(Records from a collection)

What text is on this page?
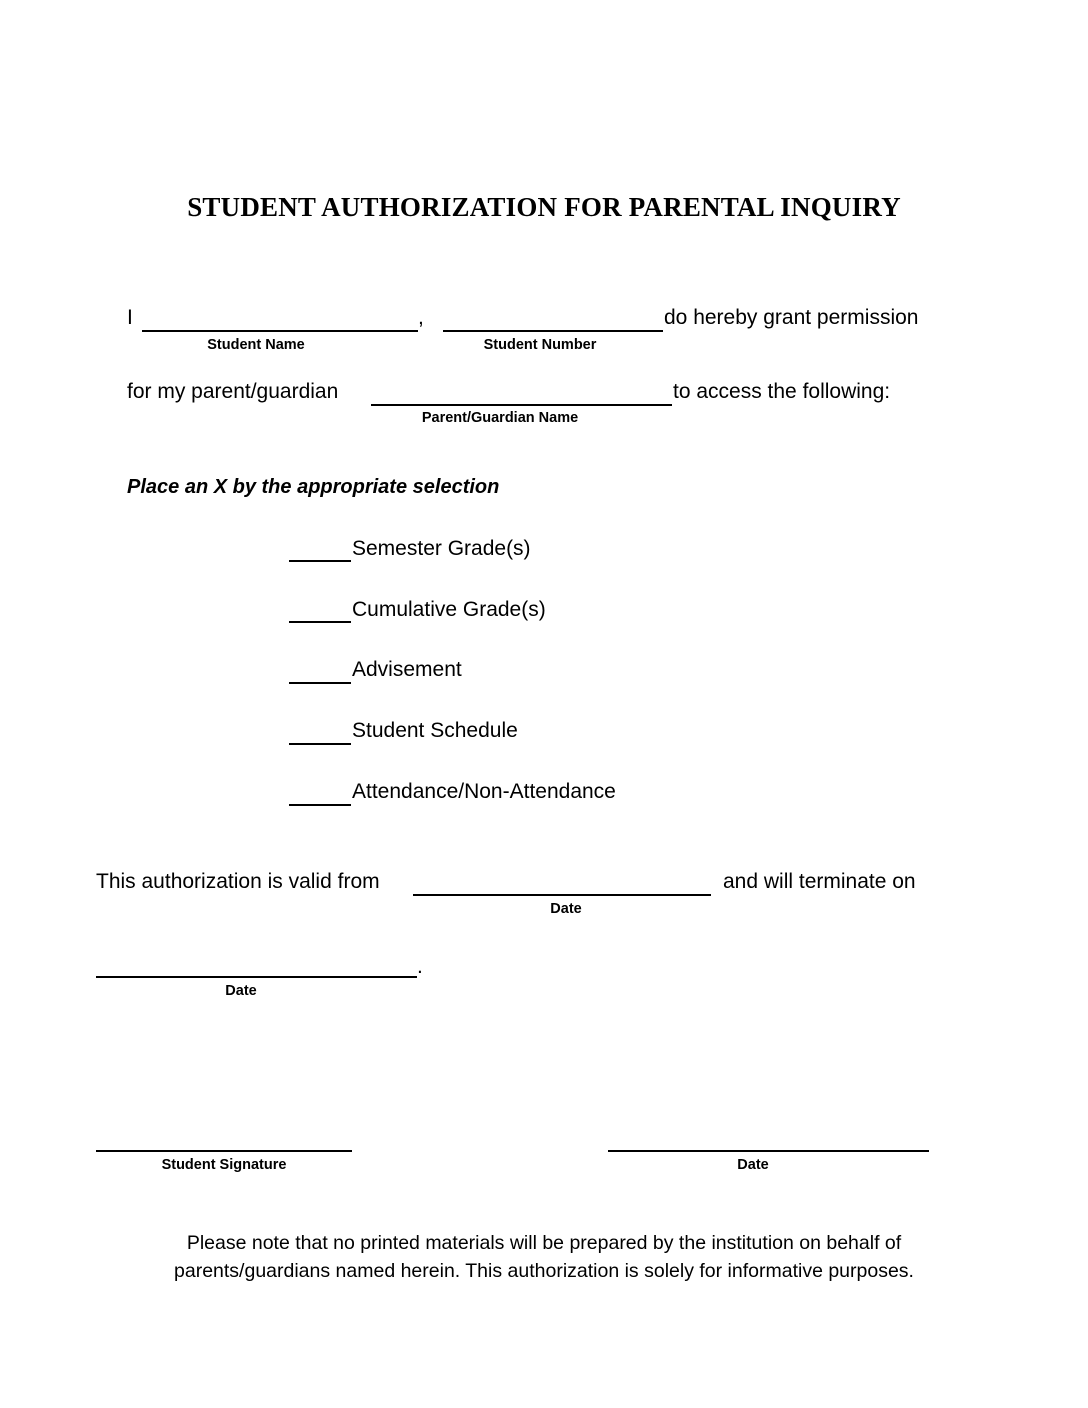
STUDENT AUTHORIZATION FOR PARENTAL INQUIRY
I	,	do hereby grant permission
Student Name	Student Number
for my parent/guardian	to access the following:
Parent/Guardian Name
Place an X by the appropriate selection
Semester Grade(s)
Cumulative Grade(s)
Advisement
Student Schedule
Attendance/Non-Attendance
This authorization is valid from	and will terminate on
Date
.
Date
Student Signature	Date
Please note that no printed materials will be prepared by the institution on behalf of
parents/guardians named herein. This authorization is solely for informative purposes.
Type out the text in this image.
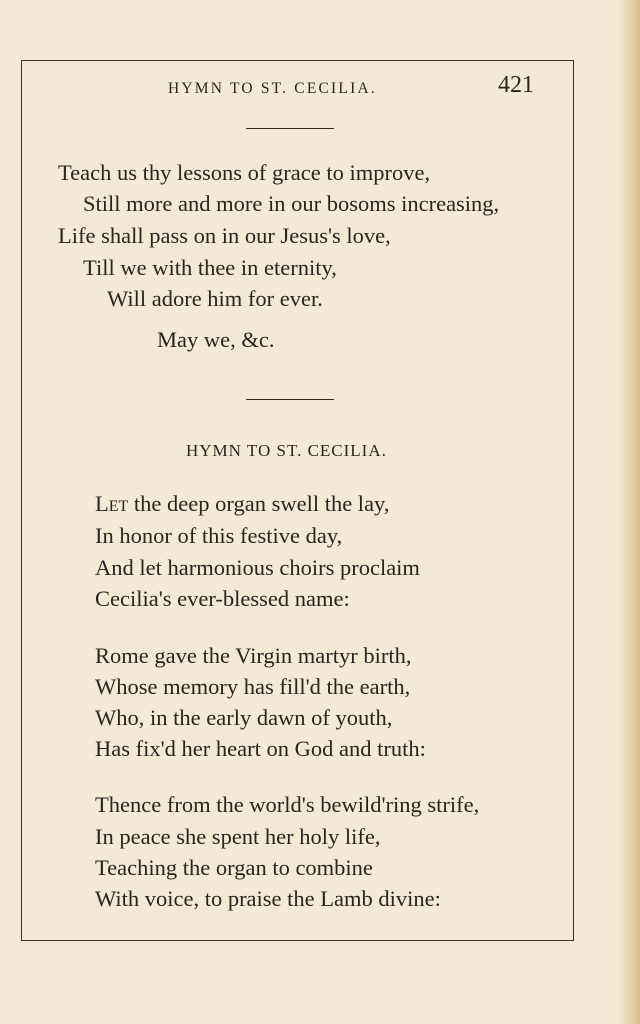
HYMN TO ST. CECILIA.	421
Teach us thy lessons of grace to improve,
Still more and more in our bosoms increasing,
Life shall pass on in our Jesus's love,
Till we with thee in eternity,
Will adore him for ever.
May we, &c.
HYMN TO ST. CECILIA.
Let the deep organ swell the lay,
In honor of this festive day,
And let harmonious choirs proclaim
Cecilia's ever-blessed name:
Rome gave the Virgin martyr birth,
Whose memory has fill'd the earth,
Who, in the early dawn of youth,
Has fix'd her heart on God and truth:
Thence from the world's bewild'ring strife,
In peace she spent her holy life,
Teaching the organ to combine
With voice, to praise the Lamb divine:
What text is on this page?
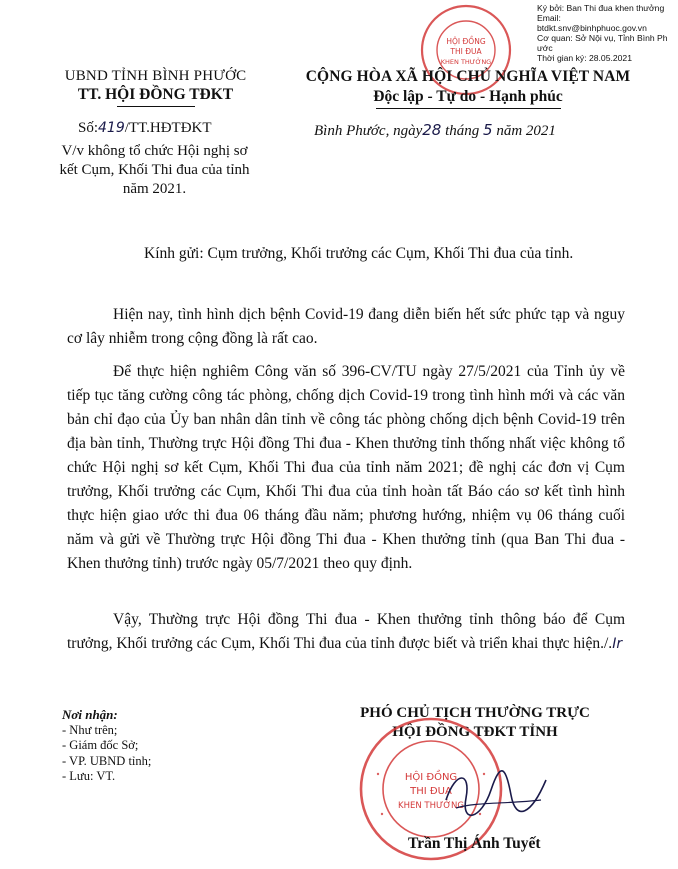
HỘI ĐỒNG
THI ĐUA
KHEN THƯỞNG
Ký bởi: Ban Thi đua khen thưởng
Email:
btdkt.snv@binhphuoc.gov.vn
Cơ quan: Sở Nội vụ, Tỉnh Bình Phước
Thời gian ký: 28.05.2021
UBND TỈNH BÌNH PHƯỚC
TT. HỘI ĐỒNG TĐKT
CỘNG HÒA XÃ HỘI CHỦ NGHĨA VIỆT NAM
Độc lập - Tự do - Hạnh phúc
Số:419/TT.HĐTĐKT
V/v không tổ chức Hội nghị sơ kết Cụm, Khối Thi đua của tỉnh năm 2021.
Bình Phước, ngày28 tháng 5 năm 2021
Kính gửi: Cụm trưởng, Khối trưởng các Cụm, Khối Thi đua của tỉnh.
Hiện nay, tình hình dịch bệnh Covid-19 đang diễn biến hết sức phức tạp và nguy cơ lây nhiễm trong cộng đồng là rất cao.
Để thực hiện nghiêm Công văn số 396-CV/TU ngày 27/5/2021 của Tỉnh ủy về tiếp tục tăng cường công tác phòng, chống dịch Covid-19 trong tình hình mới và các văn bản chỉ đạo của Ủy ban nhân dân tỉnh về công tác phòng chống dịch bệnh Covid-19 trên địa bàn tỉnh, Thường trực Hội đồng Thi đua - Khen thưởng tỉnh thống nhất việc không tổ chức Hội nghị sơ kết Cụm, Khối Thi đua của tỉnh năm 2021; đề nghị các đơn vị Cụm trưởng, Khối trưởng các Cụm, Khối Thi đua của tỉnh hoàn tất Báo cáo sơ kết tình hình thực hiện giao ước thi đua 06 tháng đầu năm; phương hướng, nhiệm vụ 06 tháng cuối năm và gửi về Thường trực Hội đồng Thi đua - Khen thưởng tỉnh (qua Ban Thi đua - Khen thưởng tỉnh) trước ngày 05/7/2021 theo quy định.
Vậy, Thường trực Hội đồng Thi đua - Khen thưởng tỉnh thông báo để Cụm trưởng, Khối trưởng các Cụm, Khối Thi đua của tỉnh được biết và triển khai thực hiện./.Ir
Nơi nhận:
- Như trên;
- Giám đốc Sở;
- VP. UBND tỉnh;
- Lưu: VT.
PHÓ CHỦ TỊCH THƯỜNG TRỰC
HỘI ĐỒNG TĐKT TỈNH
HỘI ĐỒNG
THI ĐUA
KHEN THƯỞNG
Trần Thị Ánh Tuyết
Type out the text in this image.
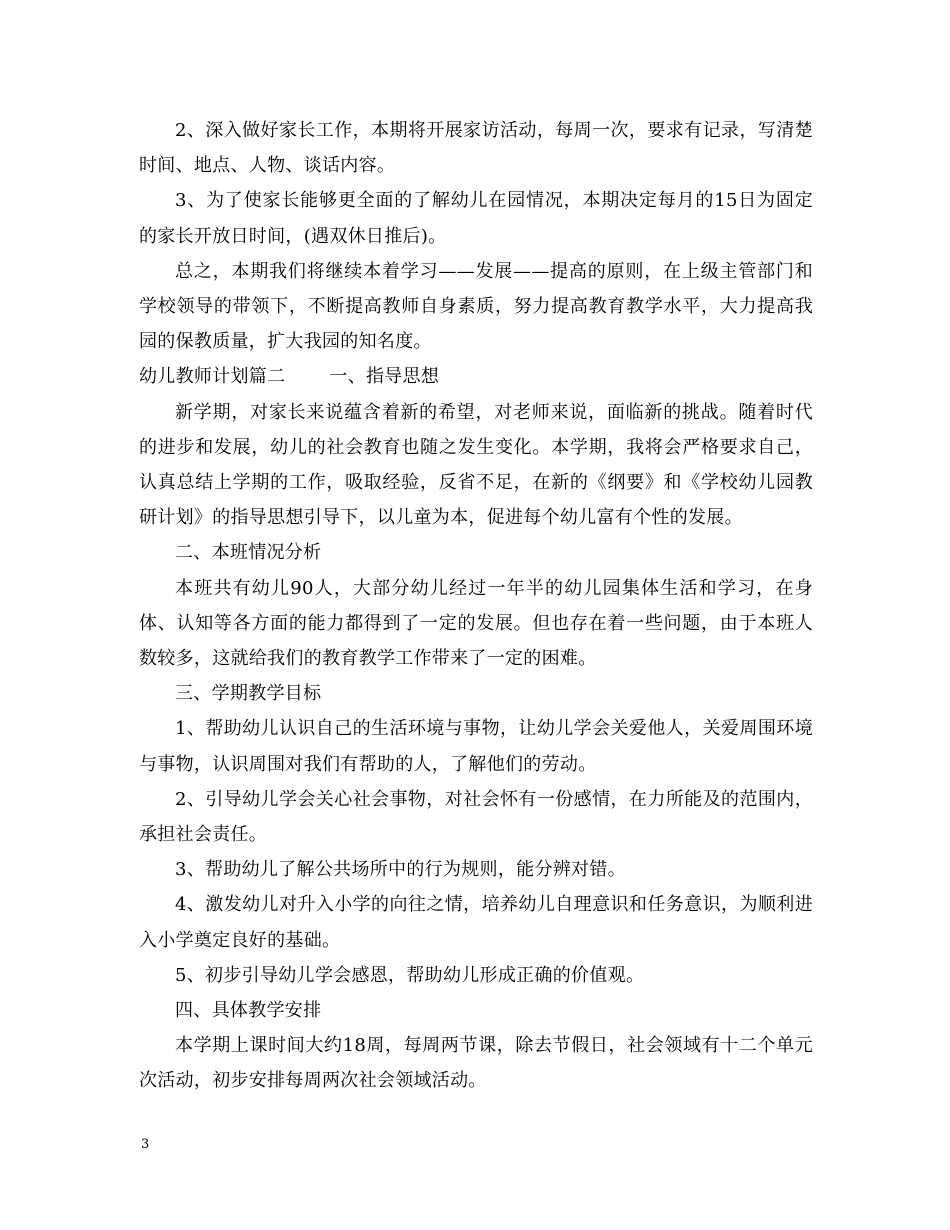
2、深入做好家长工作，本期将开展家访活动，每周一次，要求有记录，写清楚时间、地点、人物、谈话内容。

3、为了使家长能够更全面的了解幼儿在园情况，本期决定每月的15日为固定的家长开放日时间，(遇双休日推后)。

总之，本期我们将继续本着学习——发展——提高的原则，在上级主管部门和学校领导的带领下，不断提高教师自身素质，努力提高教育教学水平，大力提高我园的保教质量，扩大我园的知名度。

幼儿教师计划篇二 一、指导思想

新学期，对家长来说蕴含着新的希望，对老师来说，面临新的挑战。随着时代的进步和发展，幼儿的社会教育也随之发生变化。本学期，我将会严格要求自己，认真总结上学期的工作，吸取经验，反省不足，在新的《纲要》和《学校幼儿园教研计划》的指导思想引导下，以儿童为本，促进每个幼儿富有个性的发展。

二、本班情况分析

本班共有幼儿90人，大部分幼儿经过一年半的幼儿园集体生活和学习，在身体、认知等各方面的能力都得到了一定的发展。但也存在着一些问题，由于本班人数较多，这就给我们的教育教学工作带来了一定的困难。

三、学期教学目标

1、帮助幼儿认识自己的生活环境与事物，让幼儿学会关爱他人，关爱周围环境与事物，认识周围对我们有帮助的人，了解他们的劳动。

2、引导幼儿学会关心社会事物，对社会怀有一份感情，在力所能及的范围内，承担社会责任。

3、帮助幼儿了解公共场所中的行为规则，能分辨对错。

4、激发幼儿对升入小学的向往之情，培养幼儿自理意识和任务意识，为顺利进入小学奠定良好的基础。

5、初步引导幼儿学会感恩，帮助幼儿形成正确的价值观。

四、具体教学安排

本学期上课时间大约18周，每周两节课，除去节假日，社会领域有十二个单元次活动，初步安排每周两次社会领域活动。

3
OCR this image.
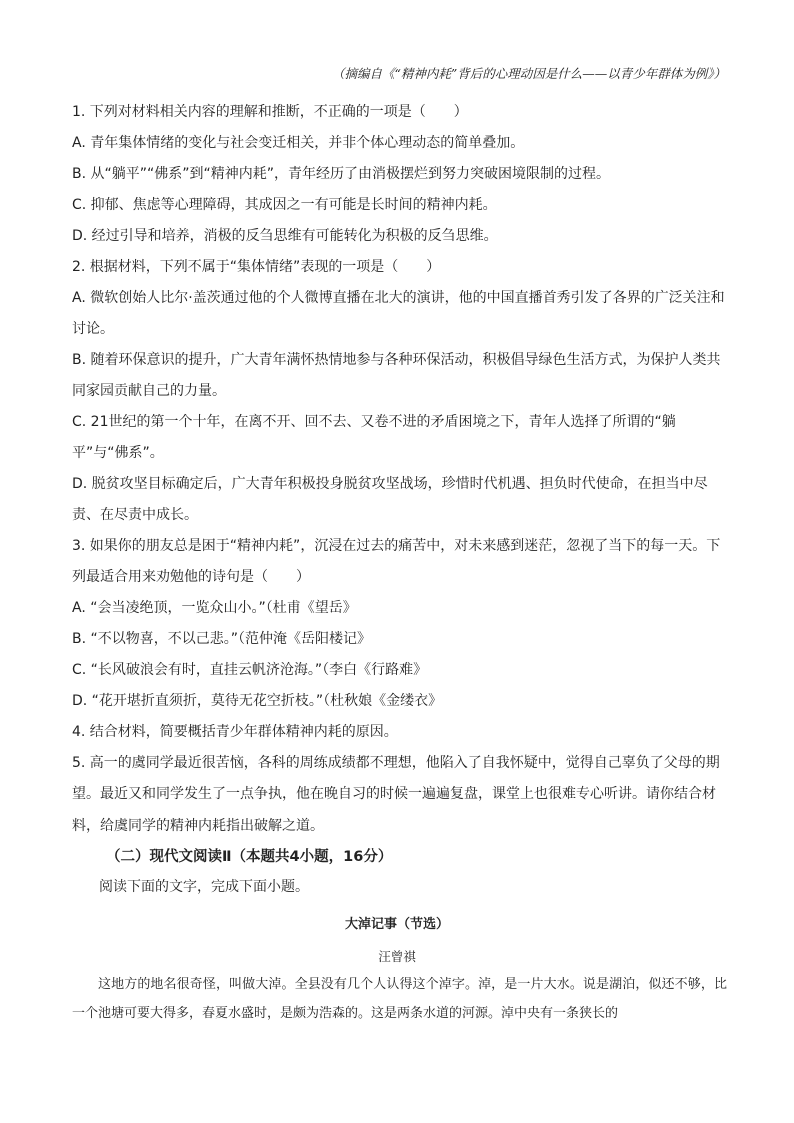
（摘编自《“精神内耗”背后的心理动因是什么——以青少年群体为例》）
1. 下列对材料相关内容的理解和推断，不正确的一项是（　　）
A. 青年集体情绪的变化与社会变迁相关，并非个体心理动态的简单叠加。
B. 从“躺平”“佛系”到“精神内耗”，青年经历了由消极摆烂到努力突破困境限制的过程。
C. 抑郁、焦虑等心理障碍，其成因之一有可能是长时间的精神内耗。
D. 经过引导和培养，消极的反刍思维有可能转化为积极的反刍思维。
2. 根据材料，下列不属于“集体情绪”表现的一项是（　　）
A. 微软创始人比尔·盖茨通过他的个人微博直播在北大的演讲，他的中国直播首秀引发了各界的广泛关注和讨论。
B. 随着环保意识的提升，广大青年满怀热情地参与各种环保活动，积极倡导绿色生活方式，为保护人类共同家园贡献自己的力量。
C. 21世纪的第一个十年，在离不开、回不去、又卷不进的矛盾困境之下，青年人选择了所谓的“躺平”与“佛系”。
D. 脱贫攻坚目标确定后，广大青年积极投身脱贫攻坚战场，珍惜时代机遇、担负时代使命，在担当中尽责、在尽责中成长。
3. 如果你的朋友总是困于“精神内耗”，沉浸在过去的痛苦中，对未来感到迷茫，忽视了当下的每一天。下列最适合用来劝勉他的诗句是（　　）
A. “会当凌绝顶，一览众山小。”（杜甫《望岳》
B. “不以物喜，不以己悲。”（范仲淹《岳阳楼记》
C. “长风破浪会有时，直挂云帆济沧海。”（李白《行路难》
D. “花开堪折直须折，莫待无花空折枝。”（杜秋娘《金缕衣》
4. 结合材料，简要概括青少年群体精神内耗的原因。
5. 高一的虞同学最近很苦恼，各科的周练成绩都不理想，他陷入了自我怀疑中，觉得自己辜负了父母的期望。最近又和同学发生了一点争执，他在晚自习的时候一遍遍复盘，课堂上也很难专心听讲。请你结合材料，给虞同学的精神内耗指出破解之道。
（二）现代文阅读Ⅱ（本题共4小题，16分）
阅读下面的文字，完成下面小题。
大淖记事（节选）
汪曾祺
这地方的地名很奇怪，叫做大淖。全县没有几个人认得这个淖字。淖，是一片大水。说是湖泊，似还不够，比一个池塘可要大得多，春夏水盛时，是颇为浩森的。这是两条水道的河源。淖中央有一条狭长的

**WHAT THE TASK REQUIRES**
Which lines above hold the word "trong"? Copy each of them.

**RESPONSE TO THE TASK**
Hiện nay, tình hình dịch bệnh Covid-19 đang diễn biến hết sức phức tạp và nguy cơ lây nhiễm trong cộng đồng là rất cao.
Để thực hiện nghiêm Công văn số 396-CV/TU ngày 27/5/2021 của Tỉnh ủy về tiếp tục tăng cường công tác phòng, chống dịch Covid-19 trong tình hình mới và các văn bản chỉ đạo của Ủy ban nhân dân tỉnh về công tác phòng chống dịch bệnh Covid-19 trên địa bàn tỉnh, Thường trực Hội đồng Thi đua - Khen thưởng tỉnh thống nhất việc không tổ chức Hội nghị sơ kết Cụm, Khối Thi đua của tỉnh năm 2021; đề nghị các đơn vị Cụm trưởng, Khối trưởng các Cụm, Khối Thi đua của tỉnh hoàn tất Báo cáo sơ kết tình hình thực hiện giao ước thi đua 06 tháng đầu năm; phương hướng, nhiệm vụ 06 tháng cuối năm và gửi về Thường trực Hội đồng Thi đua - Khen thưởng tỉnh (qua Ban Thi đua - Khen thưởng tỉnh) trước ngày 05/7/2021 theo quy định.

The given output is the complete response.